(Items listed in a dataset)

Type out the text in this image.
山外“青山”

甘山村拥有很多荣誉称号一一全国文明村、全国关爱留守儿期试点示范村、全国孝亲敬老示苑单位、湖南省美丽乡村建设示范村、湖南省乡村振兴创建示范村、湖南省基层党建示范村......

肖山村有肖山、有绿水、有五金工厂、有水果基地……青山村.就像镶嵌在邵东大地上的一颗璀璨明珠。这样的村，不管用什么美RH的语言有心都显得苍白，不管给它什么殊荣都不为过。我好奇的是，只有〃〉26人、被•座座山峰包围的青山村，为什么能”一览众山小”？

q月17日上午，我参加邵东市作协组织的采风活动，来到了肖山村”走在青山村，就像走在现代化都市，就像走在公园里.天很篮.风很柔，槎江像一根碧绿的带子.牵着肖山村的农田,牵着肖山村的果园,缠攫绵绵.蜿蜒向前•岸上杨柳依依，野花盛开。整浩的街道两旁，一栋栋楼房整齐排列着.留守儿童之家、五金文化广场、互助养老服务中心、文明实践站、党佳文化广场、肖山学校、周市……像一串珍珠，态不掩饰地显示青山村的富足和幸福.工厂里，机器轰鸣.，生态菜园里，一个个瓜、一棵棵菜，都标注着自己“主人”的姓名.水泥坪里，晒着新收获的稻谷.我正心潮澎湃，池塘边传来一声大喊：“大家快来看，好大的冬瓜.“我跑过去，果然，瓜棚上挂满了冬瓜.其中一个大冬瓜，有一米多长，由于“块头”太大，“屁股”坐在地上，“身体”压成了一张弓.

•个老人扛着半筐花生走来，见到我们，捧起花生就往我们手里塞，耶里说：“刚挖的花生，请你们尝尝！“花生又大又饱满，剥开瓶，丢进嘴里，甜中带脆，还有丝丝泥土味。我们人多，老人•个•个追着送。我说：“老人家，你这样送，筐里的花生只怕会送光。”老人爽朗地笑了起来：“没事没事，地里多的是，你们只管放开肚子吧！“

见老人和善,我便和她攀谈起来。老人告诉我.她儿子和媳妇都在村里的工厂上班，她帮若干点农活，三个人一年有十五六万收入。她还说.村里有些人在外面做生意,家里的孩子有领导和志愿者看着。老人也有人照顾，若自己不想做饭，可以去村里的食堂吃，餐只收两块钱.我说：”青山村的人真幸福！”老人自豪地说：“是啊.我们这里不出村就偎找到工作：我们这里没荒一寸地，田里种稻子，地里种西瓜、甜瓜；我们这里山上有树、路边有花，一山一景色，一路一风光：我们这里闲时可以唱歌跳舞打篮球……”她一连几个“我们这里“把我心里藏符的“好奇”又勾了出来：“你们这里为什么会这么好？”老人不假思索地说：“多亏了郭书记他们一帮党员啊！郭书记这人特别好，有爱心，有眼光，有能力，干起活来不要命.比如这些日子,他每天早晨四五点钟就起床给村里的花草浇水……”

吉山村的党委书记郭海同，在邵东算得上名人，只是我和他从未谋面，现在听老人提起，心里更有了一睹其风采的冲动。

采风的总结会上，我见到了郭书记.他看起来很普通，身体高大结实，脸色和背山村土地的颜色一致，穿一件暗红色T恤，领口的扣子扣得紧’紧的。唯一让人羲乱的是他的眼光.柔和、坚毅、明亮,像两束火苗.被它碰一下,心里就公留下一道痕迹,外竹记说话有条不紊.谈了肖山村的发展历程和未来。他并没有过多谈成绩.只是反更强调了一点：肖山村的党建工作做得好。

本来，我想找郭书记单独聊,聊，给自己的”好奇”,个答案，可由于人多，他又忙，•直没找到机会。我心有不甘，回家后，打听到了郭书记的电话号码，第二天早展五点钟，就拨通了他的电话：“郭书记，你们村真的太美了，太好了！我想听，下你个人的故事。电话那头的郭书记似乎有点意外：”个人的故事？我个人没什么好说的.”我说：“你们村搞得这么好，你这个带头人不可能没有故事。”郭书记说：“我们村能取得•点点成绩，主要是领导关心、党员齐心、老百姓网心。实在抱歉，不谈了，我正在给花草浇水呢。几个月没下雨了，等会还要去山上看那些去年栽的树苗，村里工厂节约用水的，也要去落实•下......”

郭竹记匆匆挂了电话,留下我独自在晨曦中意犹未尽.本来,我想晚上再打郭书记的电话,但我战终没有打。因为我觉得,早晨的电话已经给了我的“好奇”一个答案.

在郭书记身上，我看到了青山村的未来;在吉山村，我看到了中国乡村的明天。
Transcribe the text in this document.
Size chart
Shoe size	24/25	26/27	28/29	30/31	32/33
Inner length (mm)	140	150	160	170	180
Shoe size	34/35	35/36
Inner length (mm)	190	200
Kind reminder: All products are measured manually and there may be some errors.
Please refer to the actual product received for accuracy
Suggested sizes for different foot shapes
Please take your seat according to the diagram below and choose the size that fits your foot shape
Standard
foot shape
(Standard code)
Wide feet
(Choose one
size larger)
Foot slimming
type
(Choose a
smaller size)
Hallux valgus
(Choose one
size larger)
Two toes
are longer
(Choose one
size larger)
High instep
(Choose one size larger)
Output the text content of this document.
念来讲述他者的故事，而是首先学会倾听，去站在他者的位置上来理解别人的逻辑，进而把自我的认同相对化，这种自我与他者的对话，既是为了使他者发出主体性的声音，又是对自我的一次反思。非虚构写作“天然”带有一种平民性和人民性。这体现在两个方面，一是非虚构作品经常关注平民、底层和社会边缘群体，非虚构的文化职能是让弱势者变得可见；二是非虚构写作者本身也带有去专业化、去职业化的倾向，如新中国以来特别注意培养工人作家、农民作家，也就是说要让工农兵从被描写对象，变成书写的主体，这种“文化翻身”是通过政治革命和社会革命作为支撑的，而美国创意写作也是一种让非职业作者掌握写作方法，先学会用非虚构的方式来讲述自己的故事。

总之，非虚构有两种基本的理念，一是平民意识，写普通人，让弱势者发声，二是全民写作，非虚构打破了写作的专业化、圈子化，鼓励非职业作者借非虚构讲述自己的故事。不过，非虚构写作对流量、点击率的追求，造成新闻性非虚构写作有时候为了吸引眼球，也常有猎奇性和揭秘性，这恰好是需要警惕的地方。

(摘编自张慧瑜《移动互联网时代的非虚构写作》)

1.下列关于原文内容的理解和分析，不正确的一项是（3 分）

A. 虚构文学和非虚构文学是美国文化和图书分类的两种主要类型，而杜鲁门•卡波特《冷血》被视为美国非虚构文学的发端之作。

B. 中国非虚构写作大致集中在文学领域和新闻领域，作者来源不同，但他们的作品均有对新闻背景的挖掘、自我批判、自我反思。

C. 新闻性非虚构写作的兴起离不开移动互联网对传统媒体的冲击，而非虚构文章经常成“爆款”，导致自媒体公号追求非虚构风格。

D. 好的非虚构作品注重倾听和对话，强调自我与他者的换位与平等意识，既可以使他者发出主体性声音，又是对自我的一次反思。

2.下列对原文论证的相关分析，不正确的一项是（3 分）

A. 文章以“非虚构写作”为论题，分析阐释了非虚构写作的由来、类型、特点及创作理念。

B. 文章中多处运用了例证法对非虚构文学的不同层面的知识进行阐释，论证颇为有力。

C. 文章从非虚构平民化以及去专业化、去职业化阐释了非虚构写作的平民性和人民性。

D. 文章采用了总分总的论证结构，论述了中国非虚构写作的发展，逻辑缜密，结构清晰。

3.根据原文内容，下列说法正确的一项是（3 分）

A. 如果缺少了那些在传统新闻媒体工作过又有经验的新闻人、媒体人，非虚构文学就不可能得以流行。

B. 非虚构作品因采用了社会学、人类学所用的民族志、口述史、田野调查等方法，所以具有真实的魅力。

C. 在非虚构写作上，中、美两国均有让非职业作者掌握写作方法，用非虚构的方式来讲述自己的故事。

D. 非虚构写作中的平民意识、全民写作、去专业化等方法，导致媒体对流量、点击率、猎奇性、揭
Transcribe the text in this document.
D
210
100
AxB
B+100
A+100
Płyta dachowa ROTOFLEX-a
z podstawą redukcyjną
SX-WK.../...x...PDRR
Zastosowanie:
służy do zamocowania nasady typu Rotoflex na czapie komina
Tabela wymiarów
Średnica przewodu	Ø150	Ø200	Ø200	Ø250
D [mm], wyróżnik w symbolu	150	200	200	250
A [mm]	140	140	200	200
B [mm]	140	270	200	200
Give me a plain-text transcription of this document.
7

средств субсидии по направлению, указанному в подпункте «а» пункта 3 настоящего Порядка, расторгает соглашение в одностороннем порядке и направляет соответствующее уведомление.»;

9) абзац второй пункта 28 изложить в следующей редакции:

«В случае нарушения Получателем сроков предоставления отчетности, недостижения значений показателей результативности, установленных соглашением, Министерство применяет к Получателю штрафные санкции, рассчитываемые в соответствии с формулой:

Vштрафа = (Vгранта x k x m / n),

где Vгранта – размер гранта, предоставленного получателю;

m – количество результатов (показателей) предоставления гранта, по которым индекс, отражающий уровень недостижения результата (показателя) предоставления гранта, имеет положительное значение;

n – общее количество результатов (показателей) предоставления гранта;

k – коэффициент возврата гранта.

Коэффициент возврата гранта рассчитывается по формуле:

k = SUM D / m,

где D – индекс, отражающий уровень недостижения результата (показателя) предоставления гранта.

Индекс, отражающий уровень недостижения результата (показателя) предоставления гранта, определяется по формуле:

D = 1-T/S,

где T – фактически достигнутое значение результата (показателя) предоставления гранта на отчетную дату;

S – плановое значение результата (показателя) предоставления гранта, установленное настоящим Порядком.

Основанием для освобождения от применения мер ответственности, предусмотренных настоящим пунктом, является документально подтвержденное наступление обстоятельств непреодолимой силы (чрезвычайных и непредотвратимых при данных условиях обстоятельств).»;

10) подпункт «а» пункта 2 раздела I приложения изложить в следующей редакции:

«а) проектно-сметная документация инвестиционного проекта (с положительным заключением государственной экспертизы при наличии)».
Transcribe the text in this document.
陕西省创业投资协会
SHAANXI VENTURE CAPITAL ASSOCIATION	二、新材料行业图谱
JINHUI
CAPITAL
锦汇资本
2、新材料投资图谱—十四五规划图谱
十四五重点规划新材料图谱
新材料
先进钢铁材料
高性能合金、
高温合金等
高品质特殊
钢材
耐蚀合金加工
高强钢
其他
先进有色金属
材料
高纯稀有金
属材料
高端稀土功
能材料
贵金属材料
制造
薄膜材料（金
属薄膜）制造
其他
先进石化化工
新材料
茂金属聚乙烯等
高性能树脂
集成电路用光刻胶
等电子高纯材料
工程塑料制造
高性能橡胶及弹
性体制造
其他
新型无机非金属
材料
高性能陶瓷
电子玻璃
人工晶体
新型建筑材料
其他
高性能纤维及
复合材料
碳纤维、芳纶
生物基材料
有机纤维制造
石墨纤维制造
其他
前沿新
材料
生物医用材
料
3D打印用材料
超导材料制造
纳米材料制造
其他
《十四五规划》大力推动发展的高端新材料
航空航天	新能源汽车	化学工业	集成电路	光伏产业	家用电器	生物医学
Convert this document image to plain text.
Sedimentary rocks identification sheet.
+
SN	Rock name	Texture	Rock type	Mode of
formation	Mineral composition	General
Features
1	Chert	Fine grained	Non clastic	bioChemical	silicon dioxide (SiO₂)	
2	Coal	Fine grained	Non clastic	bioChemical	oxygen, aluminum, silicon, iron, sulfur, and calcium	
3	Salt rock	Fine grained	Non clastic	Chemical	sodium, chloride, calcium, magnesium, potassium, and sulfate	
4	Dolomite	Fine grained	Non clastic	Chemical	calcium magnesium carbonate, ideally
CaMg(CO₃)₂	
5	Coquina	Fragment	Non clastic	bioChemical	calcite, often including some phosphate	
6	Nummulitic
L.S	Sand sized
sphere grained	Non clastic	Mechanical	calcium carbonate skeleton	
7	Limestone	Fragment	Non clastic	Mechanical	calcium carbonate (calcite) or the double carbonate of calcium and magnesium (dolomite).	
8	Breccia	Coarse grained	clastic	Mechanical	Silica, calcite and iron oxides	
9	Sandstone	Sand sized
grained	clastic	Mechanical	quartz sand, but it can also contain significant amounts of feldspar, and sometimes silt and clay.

Exercise description:
Go over the data above and copy every line that has the word "недостижения" in it.

Complete response:
«В случае нарушения Получателем сроков предоставления отчетности, недостижения значений показателей результативности, установленных соглашением, Министерство применяет к Получателю штрафные санкции, рассчитываемые в соответствии с формулой:
m – количество результатов (показателей) предоставления гранта, по которым индекс, отражающий уровень недостижения результата (показателя) предоставления гранта, имеет положительное значение;
где D – индекс, отражающий уровень недостижения результата (показателя) предоставления гранта.
Индекс, отражающий уровень недостижения результата (показателя) предоставления гранта, определяется по формуле:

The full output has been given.